- **Task description**
Would you quote every entry exactly, dropping only the pictures?
___ Data extract ___
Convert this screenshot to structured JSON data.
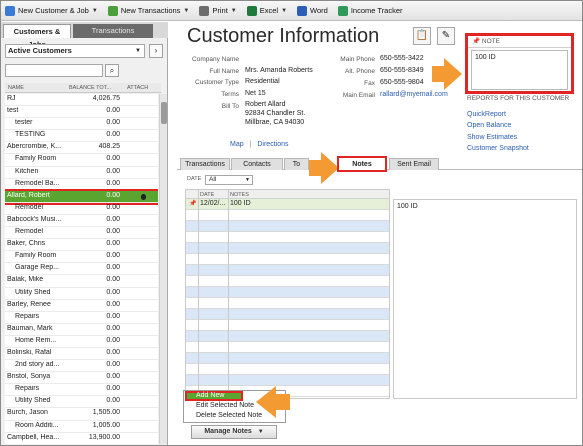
{
  "toolbar": {
    "items": [
      {
        "label": "New Customer & Job",
        "icon": "new-customer-icon",
        "color": "#3a7bd5"
      },
      {
        "label": "New Transactions",
        "icon": "new-transactions-icon",
        "color": "#4a9f3a"
      },
      {
        "label": "Print",
        "icon": "print-icon",
        "color": "#6c6c6c"
      },
      {
        "label": "Excel",
        "icon": "excel-icon",
        "color": "#1e7a3d"
      },
      {
        "label": "Word",
        "icon": "word-icon",
        "color": "#2b5fb5"
      },
      {
        "label": "Income Tracker",
        "icon": "income-tracker-icon",
        "color": "#2f9a59"
      }
    ]
  },
  "left": {
    "tab_active": "Customers & Jobs",
    "tab_inactive": "Transactions",
    "filter_value": "Active Customers",
    "columns": [
      "NAME",
      "BALANCE TOT...",
      "ATTACH"
    ],
    "rows": [
      {
        "name": "RJ",
        "balance": "4,026.75",
        "indent": 0
      },
      {
        "name": "test",
        "balance": "0.00",
        "indent": 0
      },
      {
        "name": "tester",
        "balance": "0.00",
        "indent": 1
      },
      {
        "name": "TESTING",
        "balance": "0.00",
        "indent": 1
      },
      {
        "name": "Abercrombie, K...",
        "balance": "408.25",
        "indent": 0
      },
      {
        "name": "Family Room",
        "balance": "0.00",
        "indent": 1
      },
      {
        "name": "Kitchen",
        "balance": "0.00",
        "indent": 1
      },
      {
        "name": "Remodel Ba...",
        "balance": "0.00",
        "indent": 1
      },
      {
        "name": "Allard, Robert",
        "balance": "0.00",
        "indent": 0,
        "selected": true,
        "attach": true
      },
      {
        "name": "Remodel",
        "balance": "0.00",
        "indent": 1
      },
      {
        "name": "Babcock's Musi...",
        "balance": "0.00",
        "indent": 0
      },
      {
        "name": "Remodel",
        "balance": "0.00",
        "indent": 1
      },
      {
        "name": "Baker, Chris",
        "balance": "0.00",
        "indent": 0
      },
      {
        "name": "Family Room",
        "balance": "0.00",
        "indent": 1
      },
      {
        "name": "Garage Rep...",
        "balance": "0.00",
        "indent": 1
      },
      {
        "name": "Balak, Mike",
        "balance": "0.00",
        "indent": 0
      },
      {
        "name": "Utility Shed",
        "balance": "0.00",
        "indent": 1
      },
      {
        "name": "Barley, Renee",
        "balance": "0.00",
        "indent": 0
      },
      {
        "name": "Repairs",
        "balance": "0.00",
        "indent": 1
      },
      {
        "name": "Bauman, Mark",
        "balance": "0.00",
        "indent": 0
      },
      {
        "name": "Home Rem...",
        "balance": "0.00",
        "indent": 1
      },
      {
        "name": "Bolinski, Rafal",
        "balance": "0.00",
        "indent": 0
      },
      {
        "name": "2nd story ad...",
        "balance": "0.00",
        "indent": 1
      },
      {
        "name": "Bristol, Sonya",
        "balance": "0.00",
        "indent": 0
      },
      {
        "name": "Repairs",
        "balance": "0.00",
        "indent": 1
      },
      {
        "name": "Utility Shed",
        "balance": "0.00",
        "indent": 1
      },
      {
        "name": "Burch, Jason",
        "balance": "1,505.00",
        "indent": 0
      },
      {
        "name": "Room Additi...",
        "balance": "1,005.00",
        "indent": 1
      },
      {
        "name": "Campbell, Hea...",
        "balance": "13,900.00",
        "indent": 0
      }
    ]
  },
  "customer": {
    "title": "Customer Information",
    "labels": {
      "company": "Company Name",
      "full_name": "Full Name",
      "type": "Customer Type",
      "terms": "Terms",
      "bill_to": "Bill To",
      "main_phone": "Main Phone",
      "alt_phone": "Alt. Phone",
      "fax": "Fax",
      "main_email": "Main Email"
    },
    "full_name": "Mrs. Amanda  Roberts",
    "type": "Residential",
    "terms": "Net 15",
    "bill_to": [
      "Robert Allard",
      "92834 Chandler St.",
      "Millbrae, CA 94030"
    ],
    "main_phone": "650-555-3422",
    "alt_phone": "650-555-8349",
    "fax": "650-555-9804",
    "main_email": "rallard@myemail.com",
    "map_link": "Map",
    "directions_link": "Directions"
  },
  "note": {
    "heading": "NOTE",
    "text": "100 ID"
  },
  "reports": {
    "heading": "REPORTS FOR THIS CUSTOMER",
    "links": [
      "QuickReport",
      "Open Balance",
      "Show Estimates",
      "Customer Snapshot"
    ]
  },
  "notes_tabs": [
    "Transactions",
    "Contacts",
    "To",
    "Notes",
    "Sent Email"
  ],
  "notes_tab_active": "Notes",
  "date_filter": {
    "label": "DATE",
    "value": "All"
  },
  "notes_grid": {
    "columns": [
      "DATE",
      "NOTES"
    ],
    "rows": [
      {
        "date": "12/02/...",
        "note": "100 ID"
      }
    ],
    "detail": "100 ID"
  },
  "context_menu": {
    "items": [
      "Add New",
      "Edit Selected Note",
      "Delete Selected Note"
    ],
    "highlighted": "Add New"
  },
  "manage_notes_label": "Manage Notes",
  "colors": {
    "selected_green": "#5aa52f",
    "callout_red": "#e12525",
    "arrow_orange": "#f39a32",
    "link_blue": "#2a5db0"
  }
}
___
- **Exercise response**
Convert this screenshot to structured JSON data.
{
  "toolbar": {
    "items": [
      {
        "label": "New Customer & Job",
        "icon": "new-customer-icon",
        "color": "#3a7bd5"
      },
      {
        "label": "New Transactions",
        "icon": "new-transactions-icon",
        "color": "#4a9f3a"
      },
      {
        "label": "Print",
        "icon": "print-icon",
        "color": "#6c6c6c"
      },
      {
        "label": "Excel",
        "icon": "excel-icon",
        "color": "#1e7a3d"
      },
      {
        "label": "Word",
        "icon": "word-icon",
        "color": "#2b5fb5"
      },
      {
        "label": "Income Tracker",
        "icon": "income-tracker-icon",
        "color": "#2f9a59"
      }
    ]
  },
  "left": {
    "tab_active": "Customers & Jobs",
    "tab_inactive": "Transactions",
    "filter_value": "Active Customers",
    "columns": [
      "NAME",
      "BALANCE TOT...",
      "ATTACH"
    ],
    "rows": [
      {
        "name": "RJ",
        "balance": "4,026.75",
        "indent": 0
      },
      {
        "name": "test",
        "balance": "0.00",
        "indent": 0
      },
      {
        "name": "tester",
        "balance": "0.00",
        "indent": 1
      },
      {
        "name": "TESTING",
        "balance": "0.00",
        "indent": 1
      },
      {
        "name": "Abercrombie, K...",
        "balance": "408.25",
        "indent": 0
      },
      {
        "name": "Family Room",
        "balance": "0.00",
        "indent": 1
      },
      {
        "name": "Kitchen",
        "balance": "0.00",
        "indent": 1
      },
      {
        "name": "Remodel Ba...",
        "balance": "0.00",
        "indent": 1
      },
      {
        "name": "Allard, Robert",
        "balance": "0.00",
        "indent": 0,
        "selected": true,
        "attach": true
      },
      {
        "name": "Remodel",
        "balance": "0.00",
        "indent": 1
      },
      {
        "name": "Babcock's Musi...",
        "balance": "0.00",
        "indent": 0
      },
      {
        "name": "Remodel",
        "balance": "0.00",
        "indent": 1
      },
      {
        "name": "Baker, Chris",
        "balance": "0.00",
        "indent": 0
      },
      {
        "name": "Family Room",
        "balance": "0.00",
        "indent": 1
      },
      {
        "name": "Garage Rep...",
        "balance": "0.00",
        "indent": 1
      },
      {
        "name": "Balak, Mike",
        "balance": "0.00",
        "indent": 0
      },
      {
        "name": "Utility Shed",
        "balance": "0.00",
        "indent": 1
      },
      {
        "name": "Barley, Renee",
        "balance": "0.00",
        "indent": 0
      },
      {
        "name": "Repairs",
        "balance": "0.00",
        "indent": 1
      },
      {
        "name": "Bauman, Mark",
        "balance": "0.00",
        "indent": 0
      },
      {
        "name": "Home Rem...",
        "balance": "0.00",
        "indent": 1
      },
      {
        "name": "Bolinski, Rafal",
        "balance": "0.00",
        "indent": 0
      },
      {
        "name": "2nd story ad...",
        "balance": "0.00",
        "indent": 1
      },
      {
        "name": "Bristol, Sonya",
        "balance": "0.00",
        "indent": 0
      },
      {
        "name": "Repairs",
        "balance": "0.00",
        "indent": 1
      },
      {
        "name": "Utility Shed",
        "balance": "0.00",
        "indent": 1
      },
      {
        "name": "Burch, Jason",
        "balance": "1,505.00",
        "indent": 0
      },
      {
        "name": "Room Additi...",
        "balance": "1,005.00",
        "indent": 1
      },
      {
        "name": "Campbell, Hea...",
        "balance": "13,900.00",
        "indent": 0
      }
    ]
  },
  "customer": {
    "title": "Customer Information",
    "labels": {
      "company": "Company Name",
      "full_name": "Full Name",
      "type": "Customer Type",
      "terms": "Terms",
      "bill_to": "Bill To",
      "main_phone": "Main Phone",
      "alt_phone": "Alt. Phone",
      "fax": "Fax",
      "main_email": "Main Email"
    },
    "full_name": "Mrs. Amanda  Roberts",
    "type": "Residential",
    "terms": "Net 15",
    "bill_to": [
      "Robert Allard",
      "92834 Chandler St.",
      "Millbrae, CA 94030"
    ],
    "main_phone": "650-555-3422",
    "alt_phone": "650-555-8349",
    "fax": "650-555-9804",
    "main_email": "rallard@myemail.com",
    "map_link": "Map",
    "directions_link": "Directions"
  },
  "note": {
    "heading": "NOTE",
    "text": "100 ID"
  },
  "reports": {
    "heading": "REPORTS FOR THIS CUSTOMER",
    "links": [
      "QuickReport",
      "Open Balance",
      "Show Estimates",
      "Customer Snapshot"
    ]
  },
  "notes_tabs": [
    "Transactions",
    "Contacts",
    "To",
    "Notes",
    "Sent Email"
  ],
  "notes_tab_active": "Notes",
  "date_filter": {
    "label": "DATE",
    "value": "All"
  },
  "notes_grid": {
    "columns": [
      "DATE",
      "NOTES"
    ],
    "rows": [
      {
        "date": "12/02/...",
        "note": "100 ID"
      }
    ],
    "detail": "100 ID"
  },
  "context_menu": {
    "items": [
      "Add New",
      "Edit Selected Note",
      "Delete Selected Note"
    ],
    "highlighted": "Add New"
  },
  "manage_notes_label": "Manage Notes",
  "colors": {
    "selected_green": "#5aa52f",
    "callout_red": "#e12525",
    "arrow_orange": "#f39a32",
    "link_blue": "#2a5db0"
  }
}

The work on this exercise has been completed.